- _Aim of the task_: Your task is to copy every line of this material exactly.

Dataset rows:
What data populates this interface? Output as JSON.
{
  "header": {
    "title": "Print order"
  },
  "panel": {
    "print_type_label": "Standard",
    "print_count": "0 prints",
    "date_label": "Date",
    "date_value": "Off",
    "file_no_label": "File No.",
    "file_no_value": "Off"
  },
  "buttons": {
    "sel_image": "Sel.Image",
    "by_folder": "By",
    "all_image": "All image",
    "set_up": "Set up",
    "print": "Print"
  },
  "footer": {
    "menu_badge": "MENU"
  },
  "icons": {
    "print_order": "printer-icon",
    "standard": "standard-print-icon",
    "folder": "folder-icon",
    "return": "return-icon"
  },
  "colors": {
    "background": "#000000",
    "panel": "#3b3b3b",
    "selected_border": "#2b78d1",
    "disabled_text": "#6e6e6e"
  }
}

- _Answer in full_:
What data populates this interface? Output as JSON.
{
  "header": {
    "title": "Print order"
  },
  "panel": {
    "print_type_label": "Standard",
    "print_count": "0 prints",
    "date_label": "Date",
    "date_value": "Off",
    "file_no_label": "File No.",
    "file_no_value": "Off"
  },
  "buttons": {
    "sel_image": "Sel.Image",
    "by_folder": "By",
    "all_image": "All image",
    "set_up": "Set up",
    "print": "Print"
  },
  "footer": {
    "menu_badge": "MENU"
  },
  "icons": {
    "print_order": "printer-icon",
    "standard": "standard-print-icon",
    "folder": "folder-icon",
    "return": "return-icon"
  },
  "colors": {
    "background": "#000000",
    "panel": "#3b3b3b",
    "selected_border": "#2b78d1",
    "disabled_text": "#6e6e6e"
  }
}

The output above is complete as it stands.